---- STORED RECORDS

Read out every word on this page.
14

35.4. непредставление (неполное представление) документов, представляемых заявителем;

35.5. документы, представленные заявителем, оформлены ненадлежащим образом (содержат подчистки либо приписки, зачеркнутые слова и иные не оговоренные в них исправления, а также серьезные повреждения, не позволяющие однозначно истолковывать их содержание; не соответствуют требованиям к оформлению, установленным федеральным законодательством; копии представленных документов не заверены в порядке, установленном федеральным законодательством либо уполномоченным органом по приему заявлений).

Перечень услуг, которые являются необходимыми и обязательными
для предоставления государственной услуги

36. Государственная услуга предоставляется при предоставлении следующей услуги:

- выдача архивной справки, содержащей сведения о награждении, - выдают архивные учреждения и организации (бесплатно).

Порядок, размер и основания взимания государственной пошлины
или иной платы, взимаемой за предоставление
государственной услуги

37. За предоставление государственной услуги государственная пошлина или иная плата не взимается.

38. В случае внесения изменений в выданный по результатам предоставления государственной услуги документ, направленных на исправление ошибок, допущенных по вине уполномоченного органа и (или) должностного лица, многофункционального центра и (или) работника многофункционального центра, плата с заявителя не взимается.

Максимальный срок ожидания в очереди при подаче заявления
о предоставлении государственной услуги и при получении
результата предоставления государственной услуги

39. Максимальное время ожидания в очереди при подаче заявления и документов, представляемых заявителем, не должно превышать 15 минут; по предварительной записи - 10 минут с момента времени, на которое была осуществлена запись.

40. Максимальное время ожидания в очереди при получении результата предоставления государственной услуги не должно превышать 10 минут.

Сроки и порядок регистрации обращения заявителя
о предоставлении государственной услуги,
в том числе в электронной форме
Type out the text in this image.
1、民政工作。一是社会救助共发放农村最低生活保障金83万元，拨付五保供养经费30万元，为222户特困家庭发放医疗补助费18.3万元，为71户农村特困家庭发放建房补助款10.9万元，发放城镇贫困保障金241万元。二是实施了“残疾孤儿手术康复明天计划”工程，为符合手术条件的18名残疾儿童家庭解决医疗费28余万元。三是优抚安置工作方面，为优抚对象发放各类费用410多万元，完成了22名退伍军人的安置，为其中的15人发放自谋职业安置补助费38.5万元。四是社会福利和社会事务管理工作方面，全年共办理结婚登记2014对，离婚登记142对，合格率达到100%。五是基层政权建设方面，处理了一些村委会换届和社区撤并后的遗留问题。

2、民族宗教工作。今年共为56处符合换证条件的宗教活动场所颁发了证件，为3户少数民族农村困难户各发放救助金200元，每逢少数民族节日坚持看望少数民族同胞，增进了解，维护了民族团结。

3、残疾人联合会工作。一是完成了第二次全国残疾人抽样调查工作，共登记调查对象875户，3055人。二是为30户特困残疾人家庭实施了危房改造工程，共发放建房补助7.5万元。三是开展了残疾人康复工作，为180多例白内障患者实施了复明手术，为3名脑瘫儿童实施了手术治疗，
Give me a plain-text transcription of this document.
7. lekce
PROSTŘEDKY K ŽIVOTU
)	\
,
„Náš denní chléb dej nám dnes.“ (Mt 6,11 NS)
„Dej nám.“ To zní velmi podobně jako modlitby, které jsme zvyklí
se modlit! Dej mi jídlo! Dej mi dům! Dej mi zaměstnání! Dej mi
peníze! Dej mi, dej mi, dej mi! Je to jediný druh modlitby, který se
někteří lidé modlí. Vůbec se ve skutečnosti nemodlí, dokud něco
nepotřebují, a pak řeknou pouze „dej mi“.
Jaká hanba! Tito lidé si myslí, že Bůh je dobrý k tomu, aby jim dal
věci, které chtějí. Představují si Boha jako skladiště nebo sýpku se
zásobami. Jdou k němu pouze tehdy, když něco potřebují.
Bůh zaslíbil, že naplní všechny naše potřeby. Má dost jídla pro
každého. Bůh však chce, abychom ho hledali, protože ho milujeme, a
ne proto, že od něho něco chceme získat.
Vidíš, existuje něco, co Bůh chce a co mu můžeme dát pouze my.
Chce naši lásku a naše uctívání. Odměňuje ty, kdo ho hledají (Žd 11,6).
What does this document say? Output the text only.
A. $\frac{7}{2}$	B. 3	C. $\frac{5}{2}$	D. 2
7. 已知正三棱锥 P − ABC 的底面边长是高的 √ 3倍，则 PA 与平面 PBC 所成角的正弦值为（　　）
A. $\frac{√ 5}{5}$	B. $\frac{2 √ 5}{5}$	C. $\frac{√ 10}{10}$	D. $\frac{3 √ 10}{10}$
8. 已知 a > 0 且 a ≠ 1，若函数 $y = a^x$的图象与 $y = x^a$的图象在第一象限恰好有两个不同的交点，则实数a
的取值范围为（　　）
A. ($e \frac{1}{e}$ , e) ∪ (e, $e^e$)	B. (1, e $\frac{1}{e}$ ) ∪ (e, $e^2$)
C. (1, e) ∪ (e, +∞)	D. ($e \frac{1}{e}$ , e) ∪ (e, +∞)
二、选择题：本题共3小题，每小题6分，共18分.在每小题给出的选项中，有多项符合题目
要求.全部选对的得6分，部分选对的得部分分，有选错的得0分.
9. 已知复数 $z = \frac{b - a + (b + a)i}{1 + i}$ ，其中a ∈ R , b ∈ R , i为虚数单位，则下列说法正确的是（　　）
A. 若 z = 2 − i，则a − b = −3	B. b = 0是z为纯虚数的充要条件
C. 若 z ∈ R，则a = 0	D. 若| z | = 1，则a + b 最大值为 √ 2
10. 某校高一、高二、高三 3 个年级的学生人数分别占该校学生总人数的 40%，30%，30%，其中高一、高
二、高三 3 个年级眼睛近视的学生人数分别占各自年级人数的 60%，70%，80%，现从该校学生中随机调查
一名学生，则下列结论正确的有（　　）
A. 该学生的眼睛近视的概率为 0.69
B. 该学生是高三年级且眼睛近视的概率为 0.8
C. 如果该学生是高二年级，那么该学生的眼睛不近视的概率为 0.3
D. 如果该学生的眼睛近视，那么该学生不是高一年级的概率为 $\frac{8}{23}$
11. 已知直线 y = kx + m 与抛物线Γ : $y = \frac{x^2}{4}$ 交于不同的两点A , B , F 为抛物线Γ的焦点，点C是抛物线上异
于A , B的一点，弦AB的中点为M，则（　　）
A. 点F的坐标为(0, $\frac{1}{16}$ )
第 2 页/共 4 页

--------

→ **TO DO**: All records above must be set down exactly, please.

→ **THE RESPONSE**:
Read out every word on this page.
14

35.4. непредставление (неполное представление) документов, представляемых заявителем;

35.5. документы, представленные заявителем, оформлены ненадлежащим образом (содержат подчистки либо приписки, зачеркнутые слова и иные не оговоренные в них исправления, а также серьезные повреждения, не позволяющие однозначно истолковывать их содержание; не соответствуют требованиям к оформлению, установленным федеральным законодательством; копии представленных документов не заверены в порядке, установленном федеральным законодательством либо уполномоченным органом по приему заявлений).

Перечень услуг, которые являются необходимыми и обязательными
для предоставления государственной услуги

36. Государственная услуга предоставляется при предоставлении следующей услуги:

- выдача архивной справки, содержащей сведения о награждении, - выдают архивные учреждения и организации (бесплатно).

Порядок, размер и основания взимания государственной пошлины
или иной платы, взимаемой за предоставление
государственной услуги

37. За предоставление государственной услуги государственная пошлина или иная плата не взимается.

38. В случае внесения изменений в выданный по результатам предоставления государственной услуги документ, направленных на исправление ошибок, допущенных по вине уполномоченного органа и (или) должностного лица, многофункционального центра и (или) работника многофункционального центра, плата с заявителя не взимается.

Максимальный срок ожидания в очереди при подаче заявления
о предоставлении государственной услуги и при получении
результата предоставления государственной услуги

39. Максимальное время ожидания в очереди при подаче заявления и документов, представляемых заявителем, не должно превышать 15 минут; по предварительной записи - 10 минут с момента времени, на которое была осуществлена запись.

40. Максимальное время ожидания в очереди при получении результата предоставления государственной услуги не должно превышать 10 минут.

Сроки и порядок регистрации обращения заявителя
о предоставлении государственной услуги,
в том числе в электронной форме
Type out the text in this image.
1、民政工作。一是社会救助共发放农村最低生活保障金83万元，拨付五保供养经费30万元，为222户特困家庭发放医疗补助费18.3万元，为71户农村特困家庭发放建房补助款10.9万元，发放城镇贫困保障金241万元。二是实施了“残疾孤儿手术康复明天计划”工程，为符合手术条件的18名残疾儿童家庭解决医疗费28余万元。三是优抚安置工作方面，为优抚对象发放各类费用410多万元，完成了22名退伍军人的安置，为其中的15人发放自谋职业安置补助费38.5万元。四是社会福利和社会事务管理工作方面，全年共办理结婚登记2014对，离婚登记142对，合格率达到100%。五是基层政权建设方面，处理了一些村委会换届和社区撤并后的遗留问题。

2、民族宗教工作。今年共为56处符合换证条件的宗教活动场所颁发了证件，为3户少数民族农村困难户各发放救助金200元，每逢少数民族节日坚持看望少数民族同胞，增进了解，维护了民族团结。

3、残疾人联合会工作。一是完成了第二次全国残疾人抽样调查工作，共登记调查对象875户，3055人。二是为30户特困残疾人家庭实施了危房改造工程，共发放建房补助7.5万元。三是开展了残疾人康复工作，为180多例白内障患者实施了复明手术，为3名脑瘫儿童实施了手术治疗，
Give me a plain-text transcription of this document.
7. lekce
PROSTŘEDKY K ŽIVOTU
)	\
,
„Náš denní chléb dej nám dnes.“ (Mt 6,11 NS)
„Dej nám.“ To zní velmi podobně jako modlitby, které jsme zvyklí
se modlit! Dej mi jídlo! Dej mi dům! Dej mi zaměstnání! Dej mi
peníze! Dej mi, dej mi, dej mi! Je to jediný druh modlitby, který se
někteří lidé modlí. Vůbec se ve skutečnosti nemodlí, dokud něco
nepotřebují, a pak řeknou pouze „dej mi“.
Jaká hanba! Tito lidé si myslí, že Bůh je dobrý k tomu, aby jim dal
věci, které chtějí. Představují si Boha jako skladiště nebo sýpku se
zásobami. Jdou k němu pouze tehdy, když něco potřebují.
Bůh zaslíbil, že naplní všechny naše potřeby. Má dost jídla pro
každého. Bůh však chce, abychom ho hledali, protože ho milujeme, a
ne proto, že od něho něco chceme získat.
Vidíš, existuje něco, co Bůh chce a co mu můžeme dát pouze my.
Chce naši lásku a naše uctívání. Odměňuje ty, kdo ho hledají (Žd 11,6).
What does this document say? Output the text only.
A. $\frac{7}{2}$	B. 3	C. $\frac{5}{2}$	D. 2
7. 已知正三棱锥 P − ABC 的底面边长是高的 √ 3倍，则 PA 与平面 PBC 所成角的正弦值为（　　）
A. $\frac{√ 5}{5}$	B. $\frac{2 √ 5}{5}$	C. $\frac{√ 10}{10}$	D. $\frac{3 √ 10}{10}$
8. 已知 a > 0 且 a ≠ 1，若函数 $y = a^x$的图象与 $y = x^a$的图象在第一象限恰好有两个不同的交点，则实数a
的取值范围为（　　）
A. ($e \frac{1}{e}$ , e) ∪ (e, $e^e$)	B. (1, e $\frac{1}{e}$ ) ∪ (e, $e^2$)
C. (1, e) ∪ (e, +∞)	D. ($e \frac{1}{e}$ , e) ∪ (e, +∞)
二、选择题：本题共3小题，每小题6分，共18分.在每小题给出的选项中，有多项符合题目
要求.全部选对的得6分，部分选对的得部分分，有选错的得0分.
9. 已知复数 $z = \frac{b - a + (b + a)i}{1 + i}$ ，其中a ∈ R , b ∈ R , i为虚数单位，则下列说法正确的是（　　）
A. 若 z = 2 − i，则a − b = −3	B. b = 0是z为纯虚数的充要条件
C. 若 z ∈ R，则a = 0	D. 若| z | = 1，则a + b 最大值为 √ 2
10. 某校高一、高二、高三 3 个年级的学生人数分别占该校学生总人数的 40%，30%，30%，其中高一、高
二、高三 3 个年级眼睛近视的学生人数分别占各自年级人数的 60%，70%，80%，现从该校学生中随机调查
一名学生，则下列结论正确的有（　　）
A. 该学生的眼睛近视的概率为 0.69
B. 该学生是高三年级且眼睛近视的概率为 0.8
C. 如果该学生是高二年级，那么该学生的眼睛不近视的概率为 0.3
D. 如果该学生的眼睛近视，那么该学生不是高一年级的概率为 $\frac{8}{23}$
11. 已知直线 y = kx + m 与抛物线Γ : $y = \frac{x^2}{4}$ 交于不同的两点A , B , F 为抛物线Γ的焦点，点C是抛物线上异
于A , B的一点，弦AB的中点为M，则（　　）
A. 点F的坐标为(0, $\frac{1}{16}$ )
第 2 页/共 4 页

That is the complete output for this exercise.